**取り組む作業:**
1. 絵本の紹介文の冒頭で、作・画・出版として挙げられている名前をすべて書き出すこと。
2. 絵本の紹介文のうち、「そんなひと夏の白昼夢のようなミステリアスなお話を読みたい時にぴったりのこの絵本。」を含む語句で始まり「はドキドキして息をのみます。」で終わる部分を、一字も変えずに打ち直すこと。
3. 絵本の紹介文を、最後の文の後から書き継いでください。

**本文の抜粋:**
···

作:長谷川摂子 画:降矢なな 出版:福音館書店
とっても不思議でちょっぴり怖い・・・。
そんなひと夏の白昼夢のようなミステリアスなお話を読みたい時にぴったりのこの絵本。
読み聞かせるとドキドキ感で静かになる場面と、ワクワクで心躍りわいわいと賑やかになる場面のコントラストが印象的です。
その独創的な世界観をぜひ味わってみてください。
この絵本のすごいところ
物語の始まりはいつもの町、いつもの日常なのに主人公のかんたの友だちがみんないなくなっているところから始まります。静かな中にも何かが起こりそうな雰囲気に、子どもたちはドキドキして息をのみます。
そして神社にたどり着き、めちゃくちゃの歌を歌った所から一気に物語が進みます。

···

[レイアウト要素の注釈]

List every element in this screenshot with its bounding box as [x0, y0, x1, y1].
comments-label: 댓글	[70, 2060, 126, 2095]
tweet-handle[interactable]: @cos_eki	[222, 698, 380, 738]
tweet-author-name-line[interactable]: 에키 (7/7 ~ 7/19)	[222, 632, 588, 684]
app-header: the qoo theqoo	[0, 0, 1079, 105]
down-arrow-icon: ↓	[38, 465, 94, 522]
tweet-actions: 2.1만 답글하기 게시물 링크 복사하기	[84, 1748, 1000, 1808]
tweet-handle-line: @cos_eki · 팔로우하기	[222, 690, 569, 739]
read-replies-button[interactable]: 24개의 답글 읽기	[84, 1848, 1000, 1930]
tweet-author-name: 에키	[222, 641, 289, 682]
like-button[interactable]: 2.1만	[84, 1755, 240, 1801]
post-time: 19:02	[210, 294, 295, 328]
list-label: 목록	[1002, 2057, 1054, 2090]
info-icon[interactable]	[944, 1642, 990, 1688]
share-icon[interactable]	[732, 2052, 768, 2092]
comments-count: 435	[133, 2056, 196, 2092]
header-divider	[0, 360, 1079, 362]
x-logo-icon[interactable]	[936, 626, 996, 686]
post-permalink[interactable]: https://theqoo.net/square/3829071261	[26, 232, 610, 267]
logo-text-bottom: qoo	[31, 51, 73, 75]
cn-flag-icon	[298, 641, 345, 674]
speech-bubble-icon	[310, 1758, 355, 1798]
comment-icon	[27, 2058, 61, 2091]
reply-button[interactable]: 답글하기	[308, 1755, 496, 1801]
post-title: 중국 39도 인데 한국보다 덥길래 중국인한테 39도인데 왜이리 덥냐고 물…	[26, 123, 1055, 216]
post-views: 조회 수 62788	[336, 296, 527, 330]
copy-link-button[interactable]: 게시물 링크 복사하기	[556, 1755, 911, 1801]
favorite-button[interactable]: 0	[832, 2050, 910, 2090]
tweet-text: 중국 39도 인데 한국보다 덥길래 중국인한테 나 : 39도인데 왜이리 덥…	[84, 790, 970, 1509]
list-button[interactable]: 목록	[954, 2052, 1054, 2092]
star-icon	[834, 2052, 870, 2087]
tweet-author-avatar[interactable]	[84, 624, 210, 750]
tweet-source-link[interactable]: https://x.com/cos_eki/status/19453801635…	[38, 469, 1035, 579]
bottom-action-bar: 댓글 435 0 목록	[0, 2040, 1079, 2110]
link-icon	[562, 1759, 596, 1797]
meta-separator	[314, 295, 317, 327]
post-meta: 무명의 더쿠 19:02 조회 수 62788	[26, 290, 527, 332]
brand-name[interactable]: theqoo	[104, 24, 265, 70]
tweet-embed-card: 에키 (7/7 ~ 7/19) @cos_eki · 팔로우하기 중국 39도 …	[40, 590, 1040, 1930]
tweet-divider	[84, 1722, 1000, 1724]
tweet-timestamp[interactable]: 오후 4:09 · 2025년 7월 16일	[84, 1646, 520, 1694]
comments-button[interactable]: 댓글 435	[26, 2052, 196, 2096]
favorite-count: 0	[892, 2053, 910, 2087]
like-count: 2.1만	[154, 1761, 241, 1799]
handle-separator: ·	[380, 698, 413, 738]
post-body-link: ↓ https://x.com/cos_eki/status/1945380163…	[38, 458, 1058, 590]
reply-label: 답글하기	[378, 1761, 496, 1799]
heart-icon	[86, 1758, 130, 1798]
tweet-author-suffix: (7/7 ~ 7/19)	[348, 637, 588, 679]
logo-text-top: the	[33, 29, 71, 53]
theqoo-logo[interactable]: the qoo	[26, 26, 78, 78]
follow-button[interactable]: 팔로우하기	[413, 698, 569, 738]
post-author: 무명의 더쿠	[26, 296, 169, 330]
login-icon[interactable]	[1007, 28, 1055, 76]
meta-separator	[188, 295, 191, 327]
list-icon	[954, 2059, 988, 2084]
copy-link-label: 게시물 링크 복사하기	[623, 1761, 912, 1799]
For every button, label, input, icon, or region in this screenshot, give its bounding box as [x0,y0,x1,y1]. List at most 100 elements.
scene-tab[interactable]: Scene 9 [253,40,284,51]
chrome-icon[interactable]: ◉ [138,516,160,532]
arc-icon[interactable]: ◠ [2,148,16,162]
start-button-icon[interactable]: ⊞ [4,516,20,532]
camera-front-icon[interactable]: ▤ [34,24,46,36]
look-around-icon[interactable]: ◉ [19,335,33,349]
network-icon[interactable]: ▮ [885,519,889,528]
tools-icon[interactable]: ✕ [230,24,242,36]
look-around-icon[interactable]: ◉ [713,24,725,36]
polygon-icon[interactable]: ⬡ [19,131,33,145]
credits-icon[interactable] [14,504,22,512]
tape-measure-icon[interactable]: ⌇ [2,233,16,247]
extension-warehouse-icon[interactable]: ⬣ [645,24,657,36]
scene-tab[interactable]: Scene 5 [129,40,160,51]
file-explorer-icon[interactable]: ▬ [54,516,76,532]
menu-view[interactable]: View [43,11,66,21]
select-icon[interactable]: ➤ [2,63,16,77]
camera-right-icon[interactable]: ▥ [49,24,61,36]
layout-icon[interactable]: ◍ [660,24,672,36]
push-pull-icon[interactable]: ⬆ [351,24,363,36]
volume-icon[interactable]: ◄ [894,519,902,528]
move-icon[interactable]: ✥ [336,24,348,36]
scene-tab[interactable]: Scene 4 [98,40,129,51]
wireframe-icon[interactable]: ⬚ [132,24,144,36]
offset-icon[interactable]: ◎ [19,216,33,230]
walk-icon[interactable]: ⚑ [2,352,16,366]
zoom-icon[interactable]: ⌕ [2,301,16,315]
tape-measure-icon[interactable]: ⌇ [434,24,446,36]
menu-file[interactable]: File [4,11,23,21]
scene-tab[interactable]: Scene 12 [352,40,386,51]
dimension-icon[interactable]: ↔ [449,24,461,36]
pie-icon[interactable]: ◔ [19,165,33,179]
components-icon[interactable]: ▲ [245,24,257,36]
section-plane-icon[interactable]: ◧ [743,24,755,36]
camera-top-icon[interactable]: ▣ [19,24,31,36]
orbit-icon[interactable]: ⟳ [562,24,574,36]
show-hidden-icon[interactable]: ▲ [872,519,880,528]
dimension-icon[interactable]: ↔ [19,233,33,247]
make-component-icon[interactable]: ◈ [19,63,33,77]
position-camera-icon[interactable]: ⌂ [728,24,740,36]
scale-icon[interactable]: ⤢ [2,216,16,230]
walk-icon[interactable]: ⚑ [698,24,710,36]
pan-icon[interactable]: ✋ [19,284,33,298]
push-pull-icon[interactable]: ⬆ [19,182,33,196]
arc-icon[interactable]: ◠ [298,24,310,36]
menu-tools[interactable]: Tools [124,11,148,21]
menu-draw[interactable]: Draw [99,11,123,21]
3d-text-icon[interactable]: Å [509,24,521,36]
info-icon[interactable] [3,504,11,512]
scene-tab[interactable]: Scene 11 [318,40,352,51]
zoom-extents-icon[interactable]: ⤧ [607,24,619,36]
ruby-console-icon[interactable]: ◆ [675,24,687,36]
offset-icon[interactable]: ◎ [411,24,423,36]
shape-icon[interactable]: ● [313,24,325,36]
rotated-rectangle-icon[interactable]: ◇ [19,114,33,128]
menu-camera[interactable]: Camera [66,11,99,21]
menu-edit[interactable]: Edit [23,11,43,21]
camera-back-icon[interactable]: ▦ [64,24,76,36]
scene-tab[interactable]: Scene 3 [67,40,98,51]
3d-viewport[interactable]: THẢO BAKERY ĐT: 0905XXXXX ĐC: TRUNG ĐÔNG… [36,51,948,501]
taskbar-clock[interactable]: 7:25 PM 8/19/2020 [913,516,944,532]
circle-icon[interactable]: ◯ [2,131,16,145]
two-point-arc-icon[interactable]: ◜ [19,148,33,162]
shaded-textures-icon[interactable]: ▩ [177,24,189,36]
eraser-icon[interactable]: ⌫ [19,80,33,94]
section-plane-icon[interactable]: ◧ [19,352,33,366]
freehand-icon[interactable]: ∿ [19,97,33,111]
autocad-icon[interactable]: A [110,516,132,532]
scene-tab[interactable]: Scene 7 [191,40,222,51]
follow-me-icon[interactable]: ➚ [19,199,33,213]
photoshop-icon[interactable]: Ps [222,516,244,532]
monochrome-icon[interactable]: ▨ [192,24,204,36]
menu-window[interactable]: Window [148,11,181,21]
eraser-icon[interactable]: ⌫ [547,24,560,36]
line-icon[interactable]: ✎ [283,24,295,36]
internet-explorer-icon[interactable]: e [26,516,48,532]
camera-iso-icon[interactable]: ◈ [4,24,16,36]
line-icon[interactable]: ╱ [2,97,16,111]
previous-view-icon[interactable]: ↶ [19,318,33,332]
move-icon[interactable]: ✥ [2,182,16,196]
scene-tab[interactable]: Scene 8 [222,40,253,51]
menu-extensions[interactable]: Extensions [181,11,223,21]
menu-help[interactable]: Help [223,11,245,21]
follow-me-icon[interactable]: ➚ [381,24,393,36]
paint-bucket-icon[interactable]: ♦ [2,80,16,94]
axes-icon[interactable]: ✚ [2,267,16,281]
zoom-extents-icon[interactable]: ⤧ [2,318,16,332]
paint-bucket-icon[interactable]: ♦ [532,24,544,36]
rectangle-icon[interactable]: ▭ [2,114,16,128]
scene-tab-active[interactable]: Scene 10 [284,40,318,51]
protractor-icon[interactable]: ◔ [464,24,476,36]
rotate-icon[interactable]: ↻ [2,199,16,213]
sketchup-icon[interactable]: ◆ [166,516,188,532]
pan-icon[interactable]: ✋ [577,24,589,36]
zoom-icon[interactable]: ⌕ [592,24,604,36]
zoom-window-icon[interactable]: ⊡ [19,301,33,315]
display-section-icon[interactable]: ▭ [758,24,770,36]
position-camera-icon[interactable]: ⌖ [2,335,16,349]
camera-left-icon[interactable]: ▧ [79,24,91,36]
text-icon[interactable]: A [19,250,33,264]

···

**演習の結果:**
1. 長谷川摂子、降矢なな、福音館書店

2.
そんなひと夏の白昼夢のようなミステリアスなお話を読みたい時にぴったりのこの絵本。
読み聞かせるとドキドキ感で静かになる場面と、ワクワクで心躍りわいわいと賑やかになる場面のコントラストが印象的です。
その独創的な世界観をぜひ味わってみてください。
この絵本のすごいところ
物語の始まりはいつもの町、いつもの日常なのに主人公のかんたの友だちがみんないなくなっているところから始まります。静かな中にも何かが起こりそうな雰囲気に、子どもたちはドキドキして息をのみます。

3.
ちんぷく まんぷく あっぺらこの きんぴらこ じょんがらぴこたこ めっきらもっきら どおんどん
すると風が吹き、木の穴に吸い込まれ、着いたところは夜の山・・・
そこに空飛ぶ丸太に乗って3人の化け物がやってきます。遊ぼうと言ってくる化け物たち。
しかし「いやだ!化け物なんかと遊ぶかい!」と怖がることなく断ってしまいます。さあ、これには化け物が怒って襲ってくる。
・・・と思いきや、「遊んでよー!」と泣き出します。
そこでドキドキしていた子どもたちの緊張は一気にほどけて笑顔に。「おばけなのに泣いてる!」と大笑い。この空気感の変化が本当にすごい。ぜひ体験してほしいところです。
ここからは化け物たちと遊ぶ楽しく明るい雰囲気に。子どもたちも「すごーい!「一緒にやりたい!」「私はこの子がいい!」などワイワイと盛り上がります。
そして遊び疲れて化け物が眠ってしまうと、不思議なことに子どもたちも遊び疲れたかのように静かになります。
そして、かんたがさみしくなって「おかあ・・・」と呼ぼうとすると、急に化け物たちが起き上がり止めにかかりますが間に合いません。「おかあさん!」と叫ぶと銀の光が渦巻いて、気づくと穴に吸い込まれた木の前に立っていました。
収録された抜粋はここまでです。